::: The records

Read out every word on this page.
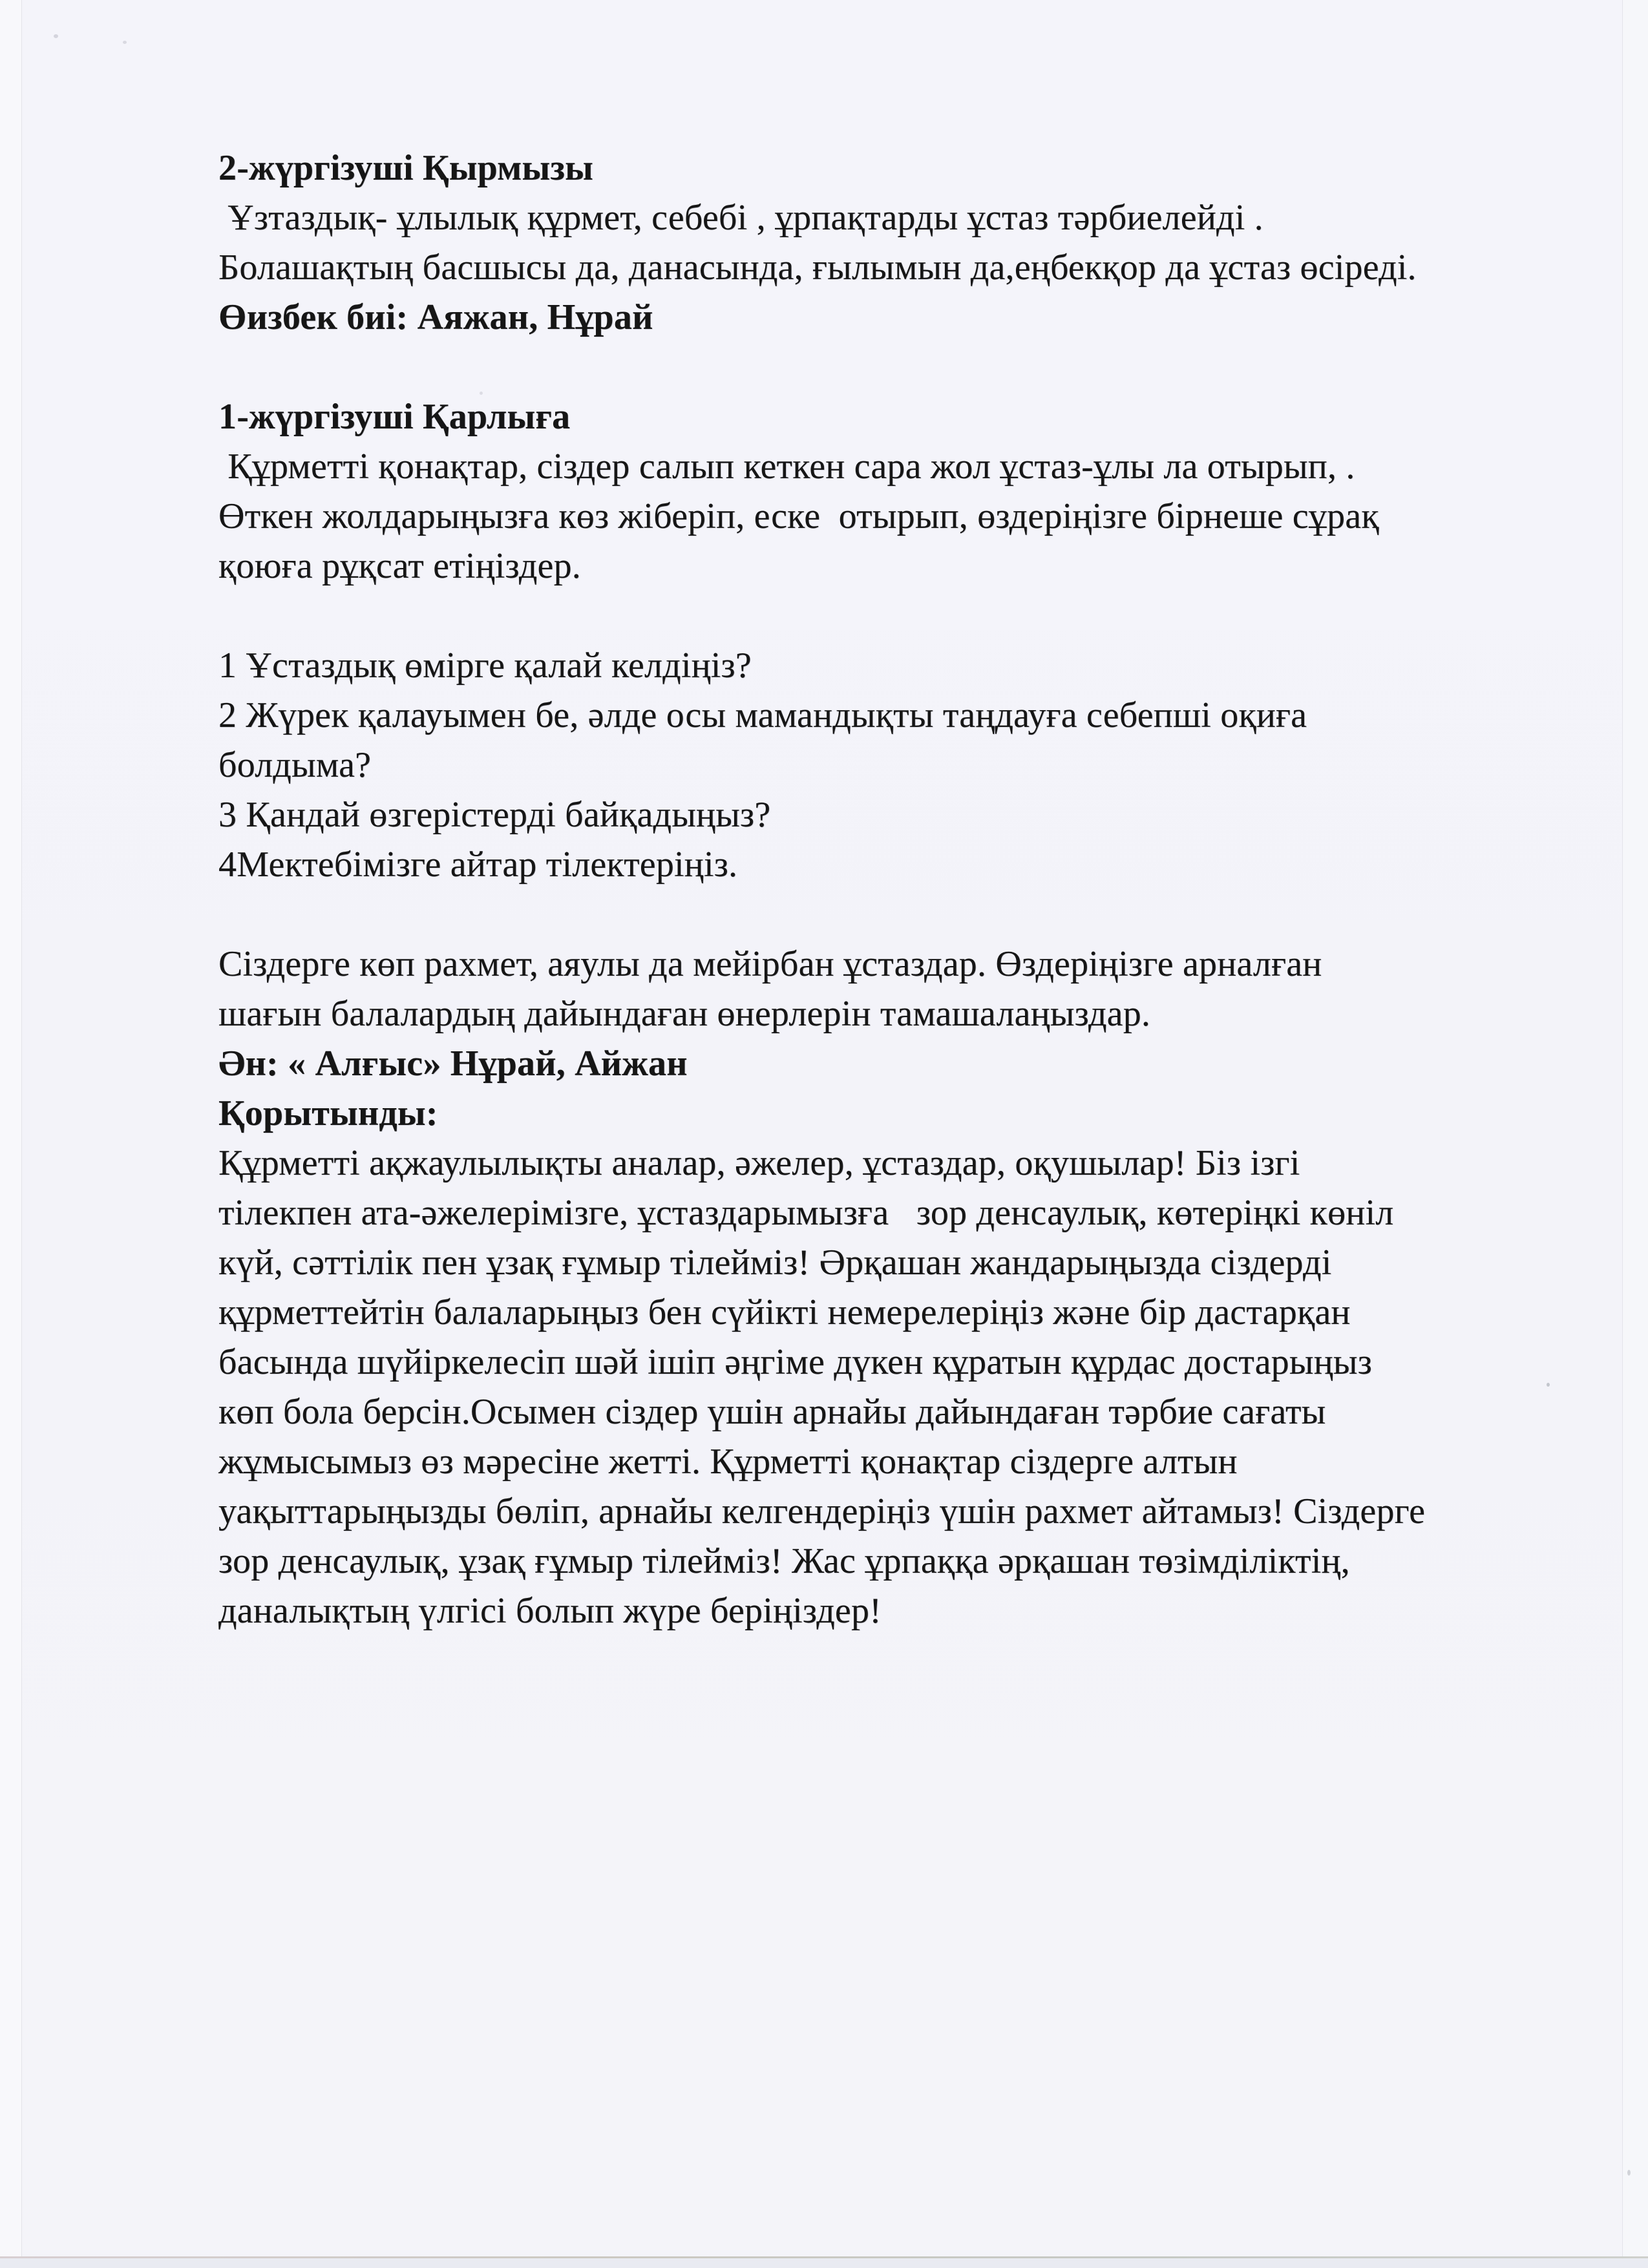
2-жүргізуші Қырмызы
Ұзтаздық- ұлылық құрмет, себебі , ұрпақтарды ұстаз тәрбиелейді .
Болашақтың басшысы да, данасында, ғылымын да,еңбекқор да ұстаз өсіреді.
Өизбек биі: Аяжан, Нұрай
1-жүргізуші Қарлыға
Құрметті қонақтар, сіздер салып кеткен сара жол ұстаз-ұлы ла отырып, .
Өткен жолдарыңызға көз жіберіп, еске  отырып, өздеріңізге бірнеше сұрақ
қоюға рұқсат етіңіздер.
1 Ұстаздық өмірге қалай келдіңіз?
2 Жүрек қалауымен бе, әлде осы мамандықты таңдауға себепші оқиға
болдыма?
3 Қандай өзгерістерді байқадыңыз?
4Мектебімізге айтар тілектеріңіз.
Сіздерге көп рахмет, аяулы да мейірбан ұстаздар. Өздеріңізге арналған
шағын балалардың дайындаған өнерлерін тамашалаңыздар.
Ән: « Алғыс» Нұрай, Айжан
Қорытынды:
Құрметті ақжаулылықты аналар, әжелер, ұстаздар, оқушылар! Біз ізгі
тілекпен ата-әжелерімізге, ұстаздарымызға   зор денсаулық, көтеріңкі көніл
күй, сәттілік пен ұзақ ғұмыр тілейміз! Әрқашан жандарыңызда сіздерді
құрметтейтін балаларыңыз бен сүйікті немерелеріңіз және бір дастарқан
басында шүйіркелесіп шәй ішіп әңгіме дүкен құратын құрдас достарыңыз
көп бола берсін.Осымен сіздер үшін арнайы дайындаған тәрбие сағаты
жұмысымыз өз мәресіне жетті. Құрметті қонақтар сіздерге алтын
уақыттарыңызды бөліп, арнайы келгендеріңіз үшін рахмет айтамыз! Сіздерге
зор денсаулық, ұзақ ғұмыр тілейміз! Жас ұрпаққа әрқашан төзімділіктің,
даналықтың үлгісі болып жүре беріңіздер!
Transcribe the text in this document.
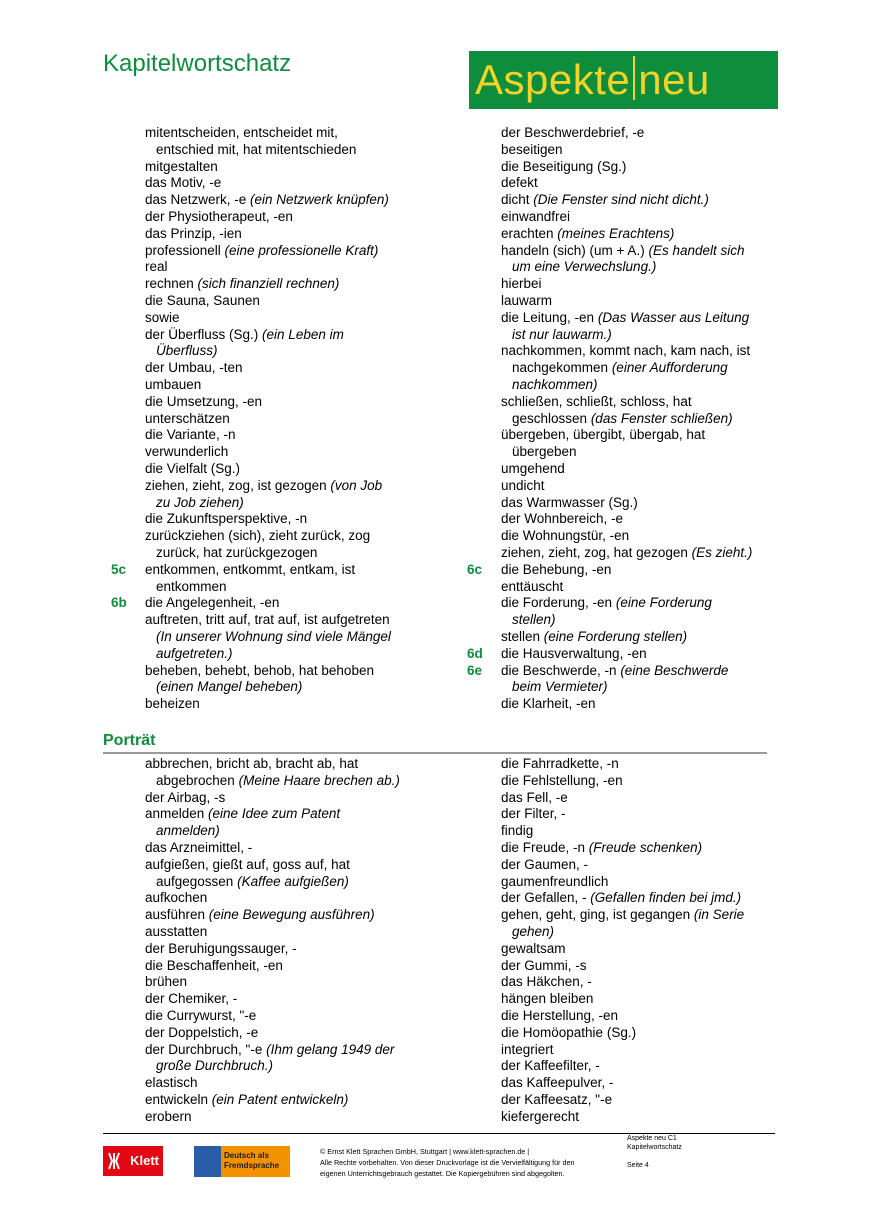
Kapitelwortschatz	Aspekte neu
mitentscheiden, entscheidet mit,
entschied mit, hat mitentschieden
mitgestalten
das Motiv, -e
das Netzwerk, -e (ein Netzwerk knüpfen)
der Physiotherapeut, -en
das Prinzip, -ien
professionell (eine professionelle Kraft)
real
rechnen (sich finanziell rechnen)
die Sauna, Saunen
sowie
der Überfluss (Sg.) (ein Leben im
Überfluss)
der Umbau, -ten
umbauen
die Umsetzung, -en
unterschätzen
die Variante, -n
verwunderlich
die Vielfalt (Sg.)
ziehen, zieht, zog, ist gezogen (von Job
zu Job ziehen)
die Zukunftsperspektive, -n
zurückziehen (sich), zieht zurück, zog
zurück, hat zurückgezogen
5c entkommen, entkommt, entkam, ist
entkommen
6b die Angelegenheit, -en
auftreten, tritt auf, trat auf, ist aufgetreten
(In unserer Wohnung sind viele Mängel
aufgetreten.)
beheben, behebt, behob, hat behoben
(einen Mangel beheben)
beheizen
der Beschwerdebrief, -e
beseitigen
die Beseitigung (Sg.)
defekt
dicht (Die Fenster sind nicht dicht.)
einwandfrei
erachten (meines Erachtens)
handeln (sich) (um + A.) (Es handelt sich
um eine Verwechslung.)
hierbei
lauwarm
die Leitung, -en (Das Wasser aus Leitung
ist nur lauwarm.)
nachkommen, kommt nach, kam nach, ist
nachgekommen (einer Aufforderung
nachkommen)
schließen, schließt, schloss, hat
geschlossen (das Fenster schließen)
übergeben, übergibt, übergab, hat
übergeben
umgehend
undicht
das Warmwasser (Sg.)
der Wohnbereich, -e
die Wohnungstür, -en
ziehen, zieht, zog, hat gezogen (Es zieht.)
6c die Behebung, -en
enttäuscht
die Forderung, -en (eine Forderung
stellen)
stellen (eine Forderung stellen)
6d die Hausverwaltung, -en
6e die Beschwerde, -n (eine Beschwerde
beim Vermieter)
die Klarheit, -en
Porträt
abbrechen, bricht ab, bracht ab, hat
abgebrochen (Meine Haare brechen ab.)
der Airbag, -s
anmelden (eine Idee zum Patent
anmelden)
das Arzneimittel, -
aufgießen, gießt auf, goss auf, hat
aufgegossen (Kaffee aufgießen)
aufkochen
ausführen (eine Bewegung ausführen)
ausstatten
der Beruhigungssauger, -
die Beschaffenheit, -en
brühen
der Chemiker, -
die Currywurst, "-e
der Doppelstich, -e
der Durchbruch, "-e (Ihm gelang 1949 der
große Durchbruch.)
elastisch
entwickeln (ein Patent entwickeln)
erobern
die Fahrradkette, -n
die Fehlstellung, -en
das Fell, -e
der Filter, -
findig
die Freude, -n (Freude schenken)
der Gaumen, -
gaumenfreundlich
der Gefallen, - (Gefallen finden bei jmd.)
gehen, geht, ging, ist gegangen (in Serie
gehen)
gewaltsam
der Gummi, -s
das Häkchen, -
hängen bleiben
die Herstellung, -en
die Homöopathie (Sg.)
integriert
der Kaffeefilter, -
das Kaffeepulver, -
der Kaffeesatz, "-e
kiefergerecht
Klett	Deutsch als
Fremdsprache
© Ernst Klett Sprachen GmbH, Stuttgart | www.klett-sprachen.de |
Alle Rechte vorbehalten. Von dieser Druckvorlage ist die Vervielfältigung für den
eigenen Unterrichtsgebrauch gestattet. Die Kopiergebühren sind abgegolten.
Aspekte neu C1
Kapitelwortschatz
Seite 4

::::::

Task brief: Working from the listing above, pick out every line that has "Patent" and copy it.

Task solution:
anmelden (eine Idee zum Patent
entwickeln (ein Patent entwickeln)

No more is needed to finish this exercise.